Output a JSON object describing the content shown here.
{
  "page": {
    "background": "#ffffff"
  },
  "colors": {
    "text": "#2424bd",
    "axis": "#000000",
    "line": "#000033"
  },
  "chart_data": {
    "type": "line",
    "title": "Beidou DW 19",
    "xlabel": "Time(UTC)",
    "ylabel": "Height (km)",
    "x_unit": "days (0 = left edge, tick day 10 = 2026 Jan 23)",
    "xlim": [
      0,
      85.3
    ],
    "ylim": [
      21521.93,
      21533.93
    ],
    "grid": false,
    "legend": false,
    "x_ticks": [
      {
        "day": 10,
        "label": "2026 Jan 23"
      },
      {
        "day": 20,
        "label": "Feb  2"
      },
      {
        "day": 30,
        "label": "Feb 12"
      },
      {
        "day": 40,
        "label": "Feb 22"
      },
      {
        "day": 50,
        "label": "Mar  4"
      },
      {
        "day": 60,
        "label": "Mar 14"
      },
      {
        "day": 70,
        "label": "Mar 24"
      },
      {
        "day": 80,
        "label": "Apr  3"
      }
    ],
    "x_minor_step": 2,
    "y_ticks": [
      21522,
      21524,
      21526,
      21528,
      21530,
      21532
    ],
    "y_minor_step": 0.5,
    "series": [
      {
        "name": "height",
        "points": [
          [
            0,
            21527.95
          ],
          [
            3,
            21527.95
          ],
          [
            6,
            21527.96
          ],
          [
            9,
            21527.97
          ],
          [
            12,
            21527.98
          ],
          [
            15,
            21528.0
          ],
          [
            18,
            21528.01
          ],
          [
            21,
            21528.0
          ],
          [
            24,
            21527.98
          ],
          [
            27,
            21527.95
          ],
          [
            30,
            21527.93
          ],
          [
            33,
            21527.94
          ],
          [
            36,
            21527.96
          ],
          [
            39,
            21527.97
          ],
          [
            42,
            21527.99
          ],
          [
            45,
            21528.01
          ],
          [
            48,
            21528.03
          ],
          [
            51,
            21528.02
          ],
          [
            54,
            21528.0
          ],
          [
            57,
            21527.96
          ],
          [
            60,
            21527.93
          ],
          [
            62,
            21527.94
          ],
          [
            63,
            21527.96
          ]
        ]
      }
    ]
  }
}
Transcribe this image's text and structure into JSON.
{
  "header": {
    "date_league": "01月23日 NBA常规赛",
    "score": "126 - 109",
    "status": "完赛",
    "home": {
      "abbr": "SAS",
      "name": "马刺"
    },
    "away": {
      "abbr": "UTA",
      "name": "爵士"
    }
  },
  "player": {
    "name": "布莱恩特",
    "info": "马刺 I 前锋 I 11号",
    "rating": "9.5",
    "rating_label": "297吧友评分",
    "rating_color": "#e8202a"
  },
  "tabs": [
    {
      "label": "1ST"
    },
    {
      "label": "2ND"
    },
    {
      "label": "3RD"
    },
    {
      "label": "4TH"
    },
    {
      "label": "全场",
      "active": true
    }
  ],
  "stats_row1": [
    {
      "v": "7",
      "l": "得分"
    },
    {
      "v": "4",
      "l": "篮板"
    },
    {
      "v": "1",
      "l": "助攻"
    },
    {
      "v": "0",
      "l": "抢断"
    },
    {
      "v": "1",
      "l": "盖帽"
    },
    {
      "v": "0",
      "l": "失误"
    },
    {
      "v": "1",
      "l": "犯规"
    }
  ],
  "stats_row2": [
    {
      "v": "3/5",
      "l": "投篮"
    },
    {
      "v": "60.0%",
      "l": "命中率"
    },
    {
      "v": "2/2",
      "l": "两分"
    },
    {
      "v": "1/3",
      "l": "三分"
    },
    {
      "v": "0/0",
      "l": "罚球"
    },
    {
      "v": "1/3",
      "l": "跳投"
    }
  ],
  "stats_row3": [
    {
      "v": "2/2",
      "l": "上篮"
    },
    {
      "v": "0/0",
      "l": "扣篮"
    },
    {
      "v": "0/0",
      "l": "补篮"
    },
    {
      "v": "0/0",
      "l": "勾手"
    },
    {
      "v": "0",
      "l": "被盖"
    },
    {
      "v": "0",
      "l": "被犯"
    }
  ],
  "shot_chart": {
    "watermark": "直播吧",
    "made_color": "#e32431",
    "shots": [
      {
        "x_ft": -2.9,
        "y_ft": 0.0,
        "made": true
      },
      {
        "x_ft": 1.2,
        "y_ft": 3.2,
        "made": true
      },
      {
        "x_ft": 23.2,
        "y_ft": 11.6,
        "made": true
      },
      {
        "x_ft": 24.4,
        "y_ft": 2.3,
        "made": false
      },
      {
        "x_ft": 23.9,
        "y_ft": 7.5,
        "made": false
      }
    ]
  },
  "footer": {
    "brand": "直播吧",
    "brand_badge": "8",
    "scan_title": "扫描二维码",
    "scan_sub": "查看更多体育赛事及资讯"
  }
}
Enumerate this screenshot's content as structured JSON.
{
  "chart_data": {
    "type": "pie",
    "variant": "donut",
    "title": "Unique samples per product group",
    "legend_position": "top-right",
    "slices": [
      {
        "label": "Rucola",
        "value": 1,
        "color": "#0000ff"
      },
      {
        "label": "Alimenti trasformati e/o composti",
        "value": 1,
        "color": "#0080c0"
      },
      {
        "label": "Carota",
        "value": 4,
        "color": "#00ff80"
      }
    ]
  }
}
= = =
**What needs to be done:**
Identify every line where the string "JSON" appears.

**Final answer:**
Output a JSON object describing the content shown here.
Transcribe this image's text and structure into JSON.
Enumerate this screenshot's content as structured JSON.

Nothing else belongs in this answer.